SHORT EXERCISE
Search the data for the string "yilda" and extract every line where it appears.

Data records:

• • • • •

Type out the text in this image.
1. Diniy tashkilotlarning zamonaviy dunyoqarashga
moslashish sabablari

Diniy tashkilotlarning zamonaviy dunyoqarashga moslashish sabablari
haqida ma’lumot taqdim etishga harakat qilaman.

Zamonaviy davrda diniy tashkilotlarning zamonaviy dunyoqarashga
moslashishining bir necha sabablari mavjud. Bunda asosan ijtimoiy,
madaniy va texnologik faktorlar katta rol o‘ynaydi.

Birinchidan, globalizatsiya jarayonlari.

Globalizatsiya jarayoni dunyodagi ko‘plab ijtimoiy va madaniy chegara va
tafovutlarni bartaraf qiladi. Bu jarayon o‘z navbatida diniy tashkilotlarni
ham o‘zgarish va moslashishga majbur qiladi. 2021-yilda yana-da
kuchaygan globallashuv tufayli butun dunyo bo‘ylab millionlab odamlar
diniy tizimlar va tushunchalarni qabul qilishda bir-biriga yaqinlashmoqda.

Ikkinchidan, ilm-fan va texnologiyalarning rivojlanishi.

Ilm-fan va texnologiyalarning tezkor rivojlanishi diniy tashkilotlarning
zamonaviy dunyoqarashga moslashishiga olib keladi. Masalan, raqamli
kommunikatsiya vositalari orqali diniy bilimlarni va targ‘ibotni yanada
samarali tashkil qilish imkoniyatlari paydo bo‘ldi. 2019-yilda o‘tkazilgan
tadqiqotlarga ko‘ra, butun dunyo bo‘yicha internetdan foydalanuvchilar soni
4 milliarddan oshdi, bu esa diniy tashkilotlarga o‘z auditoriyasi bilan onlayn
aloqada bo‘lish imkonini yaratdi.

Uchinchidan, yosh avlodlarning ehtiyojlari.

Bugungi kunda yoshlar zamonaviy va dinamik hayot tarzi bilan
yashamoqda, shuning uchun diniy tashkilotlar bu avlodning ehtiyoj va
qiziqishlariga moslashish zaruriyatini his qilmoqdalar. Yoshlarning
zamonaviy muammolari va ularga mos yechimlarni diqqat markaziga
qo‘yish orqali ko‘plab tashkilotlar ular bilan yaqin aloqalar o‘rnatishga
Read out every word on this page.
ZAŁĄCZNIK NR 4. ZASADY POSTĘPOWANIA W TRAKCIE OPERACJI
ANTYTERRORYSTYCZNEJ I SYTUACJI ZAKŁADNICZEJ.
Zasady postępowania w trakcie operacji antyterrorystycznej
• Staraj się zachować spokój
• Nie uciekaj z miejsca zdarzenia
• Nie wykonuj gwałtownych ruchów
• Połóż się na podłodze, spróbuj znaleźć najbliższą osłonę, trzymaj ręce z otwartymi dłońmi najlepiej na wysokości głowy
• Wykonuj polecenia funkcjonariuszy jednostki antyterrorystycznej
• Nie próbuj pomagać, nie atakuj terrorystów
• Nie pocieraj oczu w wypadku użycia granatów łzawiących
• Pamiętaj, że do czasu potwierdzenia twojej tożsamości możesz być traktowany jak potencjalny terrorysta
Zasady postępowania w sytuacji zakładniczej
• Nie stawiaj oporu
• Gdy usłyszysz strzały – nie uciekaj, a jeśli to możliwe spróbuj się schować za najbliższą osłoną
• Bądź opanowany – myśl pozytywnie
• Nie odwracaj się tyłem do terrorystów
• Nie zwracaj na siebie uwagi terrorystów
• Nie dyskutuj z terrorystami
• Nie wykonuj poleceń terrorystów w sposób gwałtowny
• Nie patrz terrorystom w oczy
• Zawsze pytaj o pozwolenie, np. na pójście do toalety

• • • • •

EXERCISE ANSWER
ham o‘zgarish va moslashishga majbur qiladi. 2021-yilda yana-da
samarali tashkil qilish imkoniyatlari paydo bo‘ldi. 2019-yilda o‘tkazilgan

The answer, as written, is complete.